Author: Faiysal Kothiwala

Updated at: Jul 31, 2024

Table Of Contents 

Oil and balm for beards are often treated as interchangeable. They're not. 

Each product does a specific job, and understanding the difference determines whether a grooming routine actually works

This article breaks down exactly how an oil and a balm work on beards, if you can use them at the same time, and what to watch out for.

Using Balm and Oil Together on the Beard? Yes, It Works

One preps the beard, the other finishes it.

Oil goes on first. It absorbs into the skin and hair shaft, delivering moisture where it actually matters. Without this step, the skin beneath a beard dries out, flakes, and itches. That's not a minor inconvenience. Chronic dryness leads to breakage, slower growth, and a beard that looks rough no matter how much product gets thrown at it.

Balm goes on second. It doesn't absorb the same way. It sits on the surface, conditions the outer hair, and provides hold. The beeswax in balm creates a light barrier that locks in the oil underneath and shields the hair from environmental damage, wind, pollution, and cold air.

Together, they do for your beard what neither oil or balm can do alone.

What's Actually in These Beard Products

The ingredients explain why layering works.

A beard oil contains:

  • Carrier oils (jojoba, argan, grapeseed) for deep hydration and nourishment
  • Essential oils for scent and skin benefits, including anti-inflammatory properties
  • Vitamin E for hair tissue repair and beard growth

A beard balm contains:

  • Beeswax for hold and a protective hair barrier
  • Shea butter for moisture and to reduce itching
  • Cocoa butter for antioxidant protection and reduced facial hair breakage
  • Lanolin for additional conditioning
  • Carrier oils for added hydration

The overlap in carrier oils is intentional. It's what makes the two products compatible rather than redundant. They reinforce each other.

» **Data segment**:
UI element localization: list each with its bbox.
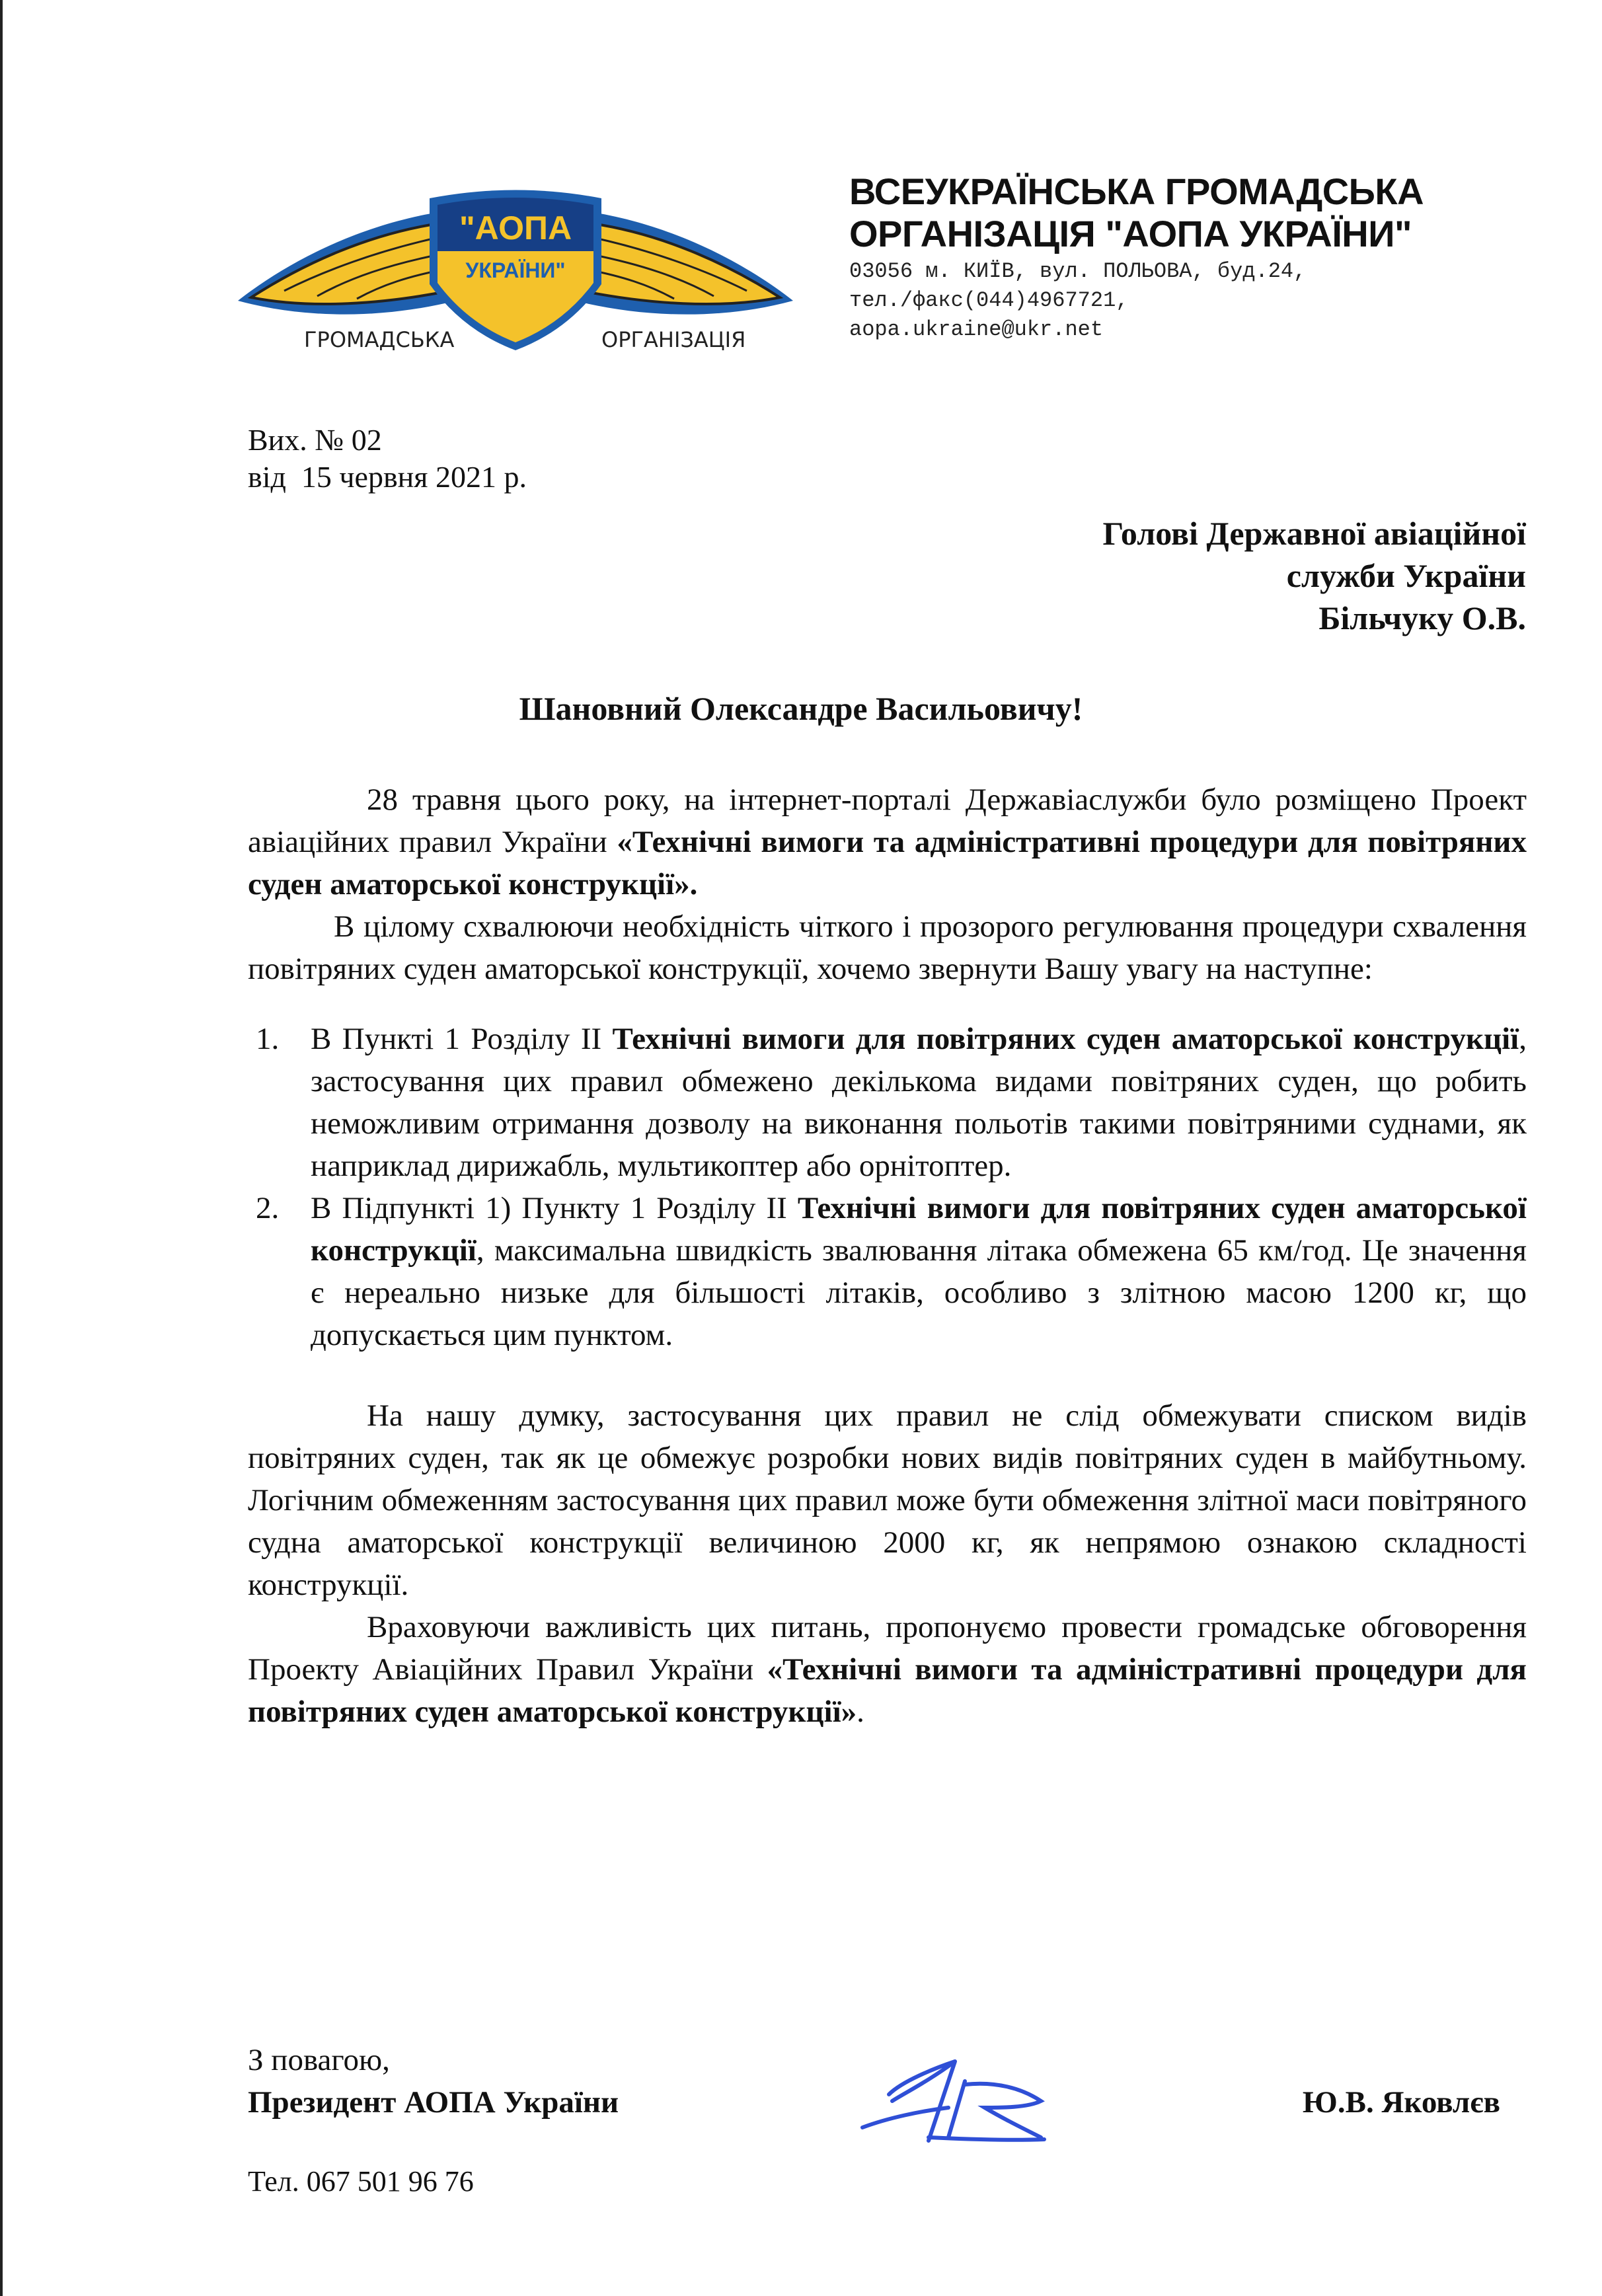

» **Written request 1**: In the article on beard oil and balm, which balm ingredient provides hold and a protective hair barrier?
» **Written request 2**: Pick up the beard oil and balm article after its last sentence and keep writing.
The data has no connection to the article on beard oil and balm.

» **Task result 1**: Beeswax.

» **Task result 2**:
How They Feel and Behave Differently

Learning what's in each product is one thing. Understanding the effects of a beard oil and a balm is what makes the routine make sense.

  • Oil is light. It spreads easily, absorbs within a minute, and leaves no visible residue when applied correctly. It's gone into the skin and hair before the balm even comes out of the tin.
  • Balm is thick. The beeswax and butters give it a consistency closer to a soft wax than a lotion. It doesn't absorb. It coats. That coating is the point; it seals in what the oil did and adds structure on top.

How to Apply Beard Balm and Oil Together

Order matters here. Get this wrong, and the balm blocks the oil from reaching the skin.

  1. Cleanse the beard with a proper beard wash. Don't use regular shampoo.
  2. Pat dry, not bone dry. Slightly damp hair absorbs oil better.
  3. Apply a few drops of oil into the palm, rub hands together, work it in from root to tip, and get it down to the skin.
  4. Wait 60 seconds. Let it absorb.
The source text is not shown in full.